[Start]
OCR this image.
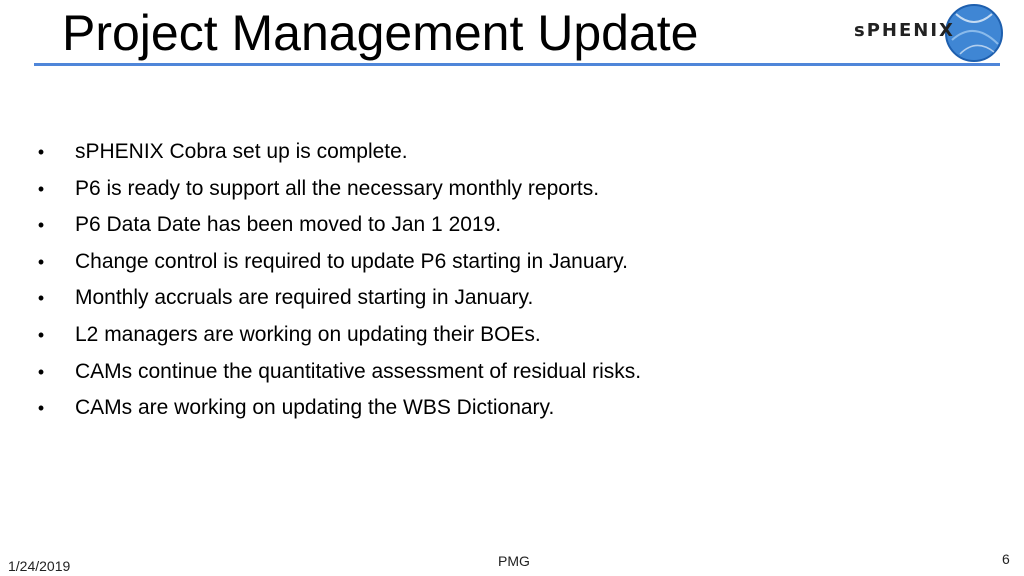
Project Management Update	sPHENIX
• sPHENIX Cobra set up is complete.
• P6 is ready to support all the necessary monthly reports.
• P6 Data Date has been moved to Jan 1 2019.
• Change control is required to update P6 starting in January.
• Monthly accruals are required starting in January.
• L2 managers are working on updating their BOEs.
• CAMs continue the quantitative assessment of residual risks.
• CAMs are working on updating the WBS Dictionary.
1/24/2019	PMG	6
[End]
The exercise:
The entries above should be reproduced exactly, without their pictures.

Written response:
OCR this image.
Project Management Update	sPHENIX
• sPHENIX Cobra set up is complete.
• P6 is ready to support all the necessary monthly reports.
• P6 Data Date has been moved to Jan 1 2019.
• Change control is required to update P6 starting in January.
• Monthly accruals are required starting in January.
• L2 managers are working on updating their BOEs.
• CAMs continue the quantitative assessment of residual risks.
• CAMs are working on updating the WBS Dictionary.
1/24/2019	PMG	6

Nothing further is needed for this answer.